━━━━━ SUPPLIED MATERIAL

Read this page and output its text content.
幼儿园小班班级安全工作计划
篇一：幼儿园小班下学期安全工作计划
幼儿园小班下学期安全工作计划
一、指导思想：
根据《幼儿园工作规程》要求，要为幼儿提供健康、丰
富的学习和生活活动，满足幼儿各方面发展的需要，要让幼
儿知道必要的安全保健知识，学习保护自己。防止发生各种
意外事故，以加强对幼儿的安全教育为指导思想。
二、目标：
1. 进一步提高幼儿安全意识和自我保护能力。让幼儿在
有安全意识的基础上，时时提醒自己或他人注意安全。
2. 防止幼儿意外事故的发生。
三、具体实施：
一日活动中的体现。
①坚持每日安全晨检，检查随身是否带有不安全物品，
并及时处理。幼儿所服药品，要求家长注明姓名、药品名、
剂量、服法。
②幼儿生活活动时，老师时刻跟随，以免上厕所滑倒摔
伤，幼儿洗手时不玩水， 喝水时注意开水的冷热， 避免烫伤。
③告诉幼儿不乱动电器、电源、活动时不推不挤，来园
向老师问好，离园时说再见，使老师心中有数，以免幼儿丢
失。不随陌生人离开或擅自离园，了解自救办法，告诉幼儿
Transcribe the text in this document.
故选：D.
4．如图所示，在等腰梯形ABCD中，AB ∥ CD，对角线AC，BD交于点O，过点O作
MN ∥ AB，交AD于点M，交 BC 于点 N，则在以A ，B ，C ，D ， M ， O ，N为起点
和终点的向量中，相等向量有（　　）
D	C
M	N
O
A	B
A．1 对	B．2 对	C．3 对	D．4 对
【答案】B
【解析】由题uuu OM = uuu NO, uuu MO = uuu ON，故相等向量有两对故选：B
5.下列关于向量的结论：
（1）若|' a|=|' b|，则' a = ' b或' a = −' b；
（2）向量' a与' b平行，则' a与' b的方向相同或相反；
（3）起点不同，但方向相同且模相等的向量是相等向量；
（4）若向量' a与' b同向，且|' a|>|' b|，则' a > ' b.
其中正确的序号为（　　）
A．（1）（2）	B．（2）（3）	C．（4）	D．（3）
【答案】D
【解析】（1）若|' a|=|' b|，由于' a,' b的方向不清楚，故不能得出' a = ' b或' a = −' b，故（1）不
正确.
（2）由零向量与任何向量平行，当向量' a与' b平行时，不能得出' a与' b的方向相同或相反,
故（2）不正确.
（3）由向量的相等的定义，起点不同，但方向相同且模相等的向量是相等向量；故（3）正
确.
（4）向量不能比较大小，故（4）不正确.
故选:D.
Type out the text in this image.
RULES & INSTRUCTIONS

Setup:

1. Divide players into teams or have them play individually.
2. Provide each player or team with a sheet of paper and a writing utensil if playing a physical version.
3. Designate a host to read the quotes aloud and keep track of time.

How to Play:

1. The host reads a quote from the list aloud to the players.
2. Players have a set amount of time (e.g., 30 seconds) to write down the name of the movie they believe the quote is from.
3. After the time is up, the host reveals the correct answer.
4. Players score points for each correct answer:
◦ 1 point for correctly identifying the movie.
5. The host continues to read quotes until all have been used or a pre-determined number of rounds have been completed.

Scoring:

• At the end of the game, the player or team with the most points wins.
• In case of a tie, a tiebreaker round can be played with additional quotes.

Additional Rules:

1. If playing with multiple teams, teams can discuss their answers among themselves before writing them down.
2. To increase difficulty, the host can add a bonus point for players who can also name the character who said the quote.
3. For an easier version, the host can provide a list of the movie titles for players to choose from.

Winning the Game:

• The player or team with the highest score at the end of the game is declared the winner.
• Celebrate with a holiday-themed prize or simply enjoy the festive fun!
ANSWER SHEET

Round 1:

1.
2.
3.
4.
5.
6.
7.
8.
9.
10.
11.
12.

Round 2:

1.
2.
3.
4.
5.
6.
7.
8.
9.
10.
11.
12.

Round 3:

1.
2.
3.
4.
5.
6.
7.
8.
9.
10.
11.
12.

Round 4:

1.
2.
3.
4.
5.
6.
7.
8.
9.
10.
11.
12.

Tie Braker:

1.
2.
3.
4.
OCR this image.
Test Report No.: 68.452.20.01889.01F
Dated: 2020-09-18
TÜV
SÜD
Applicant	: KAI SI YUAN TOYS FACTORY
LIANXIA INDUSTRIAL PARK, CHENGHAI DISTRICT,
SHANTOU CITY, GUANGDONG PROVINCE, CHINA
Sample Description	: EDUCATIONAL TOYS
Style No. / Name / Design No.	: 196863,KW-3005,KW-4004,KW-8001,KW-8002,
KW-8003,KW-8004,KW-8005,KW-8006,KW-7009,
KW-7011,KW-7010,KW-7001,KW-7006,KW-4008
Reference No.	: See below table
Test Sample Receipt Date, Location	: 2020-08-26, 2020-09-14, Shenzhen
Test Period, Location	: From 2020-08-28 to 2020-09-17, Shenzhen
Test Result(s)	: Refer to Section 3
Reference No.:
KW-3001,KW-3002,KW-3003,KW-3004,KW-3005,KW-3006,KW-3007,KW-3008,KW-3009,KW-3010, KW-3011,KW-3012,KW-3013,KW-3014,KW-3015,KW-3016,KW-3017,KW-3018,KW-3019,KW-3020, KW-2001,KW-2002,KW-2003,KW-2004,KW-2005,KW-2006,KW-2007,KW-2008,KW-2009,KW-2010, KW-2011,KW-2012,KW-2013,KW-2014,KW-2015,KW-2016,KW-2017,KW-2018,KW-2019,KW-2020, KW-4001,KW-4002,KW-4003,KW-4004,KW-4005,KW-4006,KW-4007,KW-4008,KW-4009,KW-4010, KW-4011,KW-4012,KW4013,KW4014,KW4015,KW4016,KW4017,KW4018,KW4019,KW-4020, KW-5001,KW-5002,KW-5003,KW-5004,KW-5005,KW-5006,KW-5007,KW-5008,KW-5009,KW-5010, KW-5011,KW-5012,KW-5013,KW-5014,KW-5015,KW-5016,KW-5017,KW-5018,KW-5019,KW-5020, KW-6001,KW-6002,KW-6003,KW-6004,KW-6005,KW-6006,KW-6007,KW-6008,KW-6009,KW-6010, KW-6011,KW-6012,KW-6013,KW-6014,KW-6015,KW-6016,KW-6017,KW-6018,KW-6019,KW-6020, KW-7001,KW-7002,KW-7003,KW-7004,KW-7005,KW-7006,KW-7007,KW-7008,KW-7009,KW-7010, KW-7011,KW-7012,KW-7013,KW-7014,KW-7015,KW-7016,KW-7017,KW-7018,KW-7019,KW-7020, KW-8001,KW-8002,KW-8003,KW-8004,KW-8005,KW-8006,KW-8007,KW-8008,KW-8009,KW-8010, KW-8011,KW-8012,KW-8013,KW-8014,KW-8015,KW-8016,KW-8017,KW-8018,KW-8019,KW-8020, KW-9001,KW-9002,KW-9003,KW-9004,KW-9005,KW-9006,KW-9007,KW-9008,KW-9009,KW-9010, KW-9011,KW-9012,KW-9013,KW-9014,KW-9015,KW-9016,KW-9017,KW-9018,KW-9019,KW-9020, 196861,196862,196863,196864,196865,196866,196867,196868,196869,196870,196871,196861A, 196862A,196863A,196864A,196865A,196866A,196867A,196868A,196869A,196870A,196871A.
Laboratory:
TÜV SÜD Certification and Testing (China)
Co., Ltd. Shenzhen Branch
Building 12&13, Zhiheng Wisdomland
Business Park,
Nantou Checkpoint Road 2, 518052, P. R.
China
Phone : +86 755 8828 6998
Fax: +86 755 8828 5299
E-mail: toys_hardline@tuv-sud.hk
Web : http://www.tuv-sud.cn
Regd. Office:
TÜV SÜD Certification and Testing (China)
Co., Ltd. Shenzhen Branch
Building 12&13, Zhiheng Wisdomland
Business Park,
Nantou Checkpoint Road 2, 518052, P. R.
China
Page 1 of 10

━━━━━━━━━━

GIVEN INSTRUCTION: Using the listing above, return all lines where the word "have" occurs.

ANSWER TO THE TASK:
1. Divide players into teams or have them play individually.
2. Players have a set amount of time (e.g., 30 seconds) to write down the name of the movie they believe the quote is from.
5. The host continues to read quotes until all have been used or a pre-determined number of rounds have been completed.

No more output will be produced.